■ **RECORDS SHOWN**:

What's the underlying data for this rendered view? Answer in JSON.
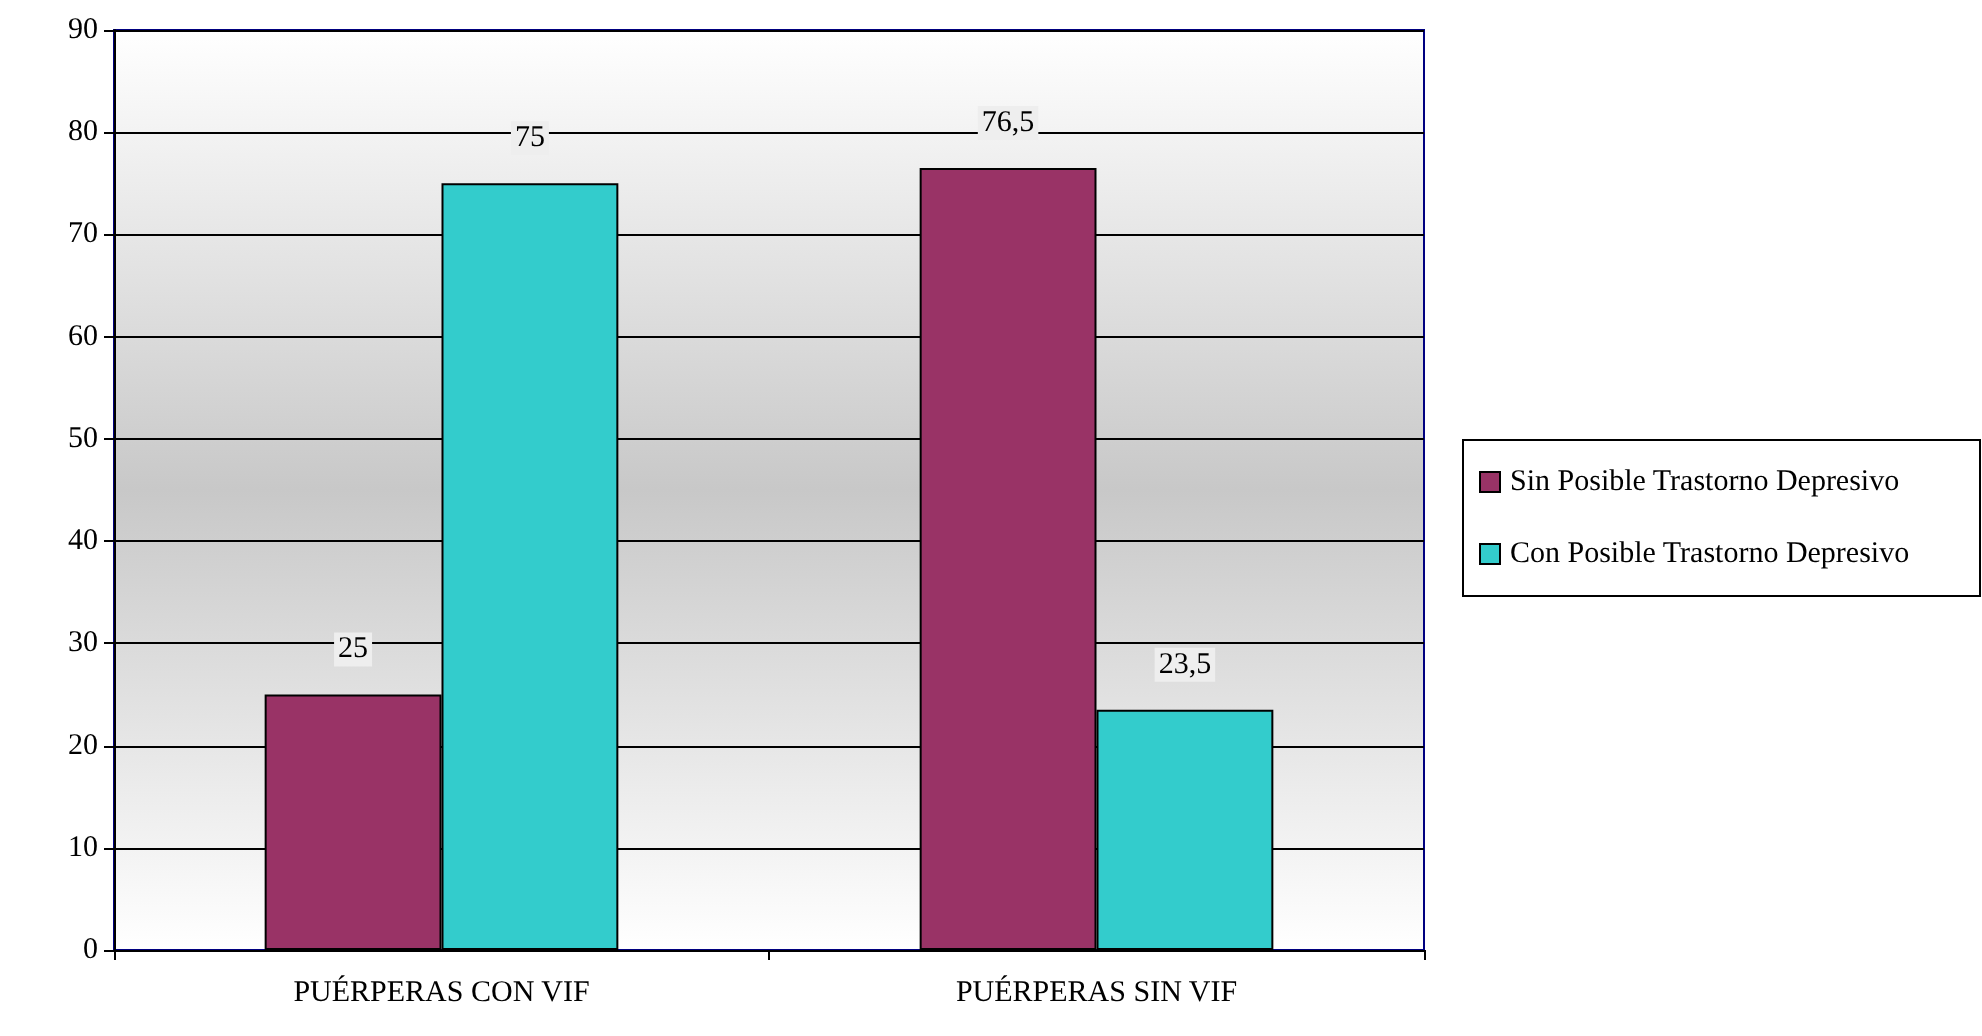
{
  "chart_data": {
    "type": "bar",
    "categories": [
      "PUÉRPERAS CON VIF",
      "PUÉRPERAS SIN VIF"
    ],
    "series": [
      {
        "name": "Sin Posible Trastorno Depresivo",
        "color": "#993366",
        "values": [
          25,
          76.5
        ],
        "value_labels": [
          "25",
          "76,5"
        ]
      },
      {
        "name": "Con Posible Trastorno Depresivo",
        "color": "#33cccc",
        "values": [
          75,
          23.5
        ],
        "value_labels": [
          "75",
          "23,5"
        ]
      }
    ],
    "ylim": [
      0,
      90
    ],
    "yticks": [
      0,
      10,
      20,
      30,
      40,
      50,
      60,
      70,
      80,
      90
    ],
    "grid": "y",
    "legend": "right"
  }
}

■ **EXERCISE BRIEF**:
Transcribe the records above exactly, leaving out every picture.

■ **RESULT OF THIS TASK**:
What's the underlying data for this rendered view? Answer in JSON.
{
  "chart_data": {
    "type": "bar",
    "categories": [
      "PUÉRPERAS CON VIF",
      "PUÉRPERAS SIN VIF"
    ],
    "series": [
      {
        "name": "Sin Posible Trastorno Depresivo",
        "color": "#993366",
        "values": [
          25,
          76.5
        ],
        "value_labels": [
          "25",
          "76,5"
        ]
      },
      {
        "name": "Con Posible Trastorno Depresivo",
        "color": "#33cccc",
        "values": [
          75,
          23.5
        ],
        "value_labels": [
          "75",
          "23,5"
        ]
      }
    ],
    "ylim": [
      0,
      90
    ],
    "yticks": [
      0,
      10,
      20,
      30,
      40,
      50,
      60,
      70,
      80,
      90
    ],
    "grid": "y",
    "legend": "right"
  }
}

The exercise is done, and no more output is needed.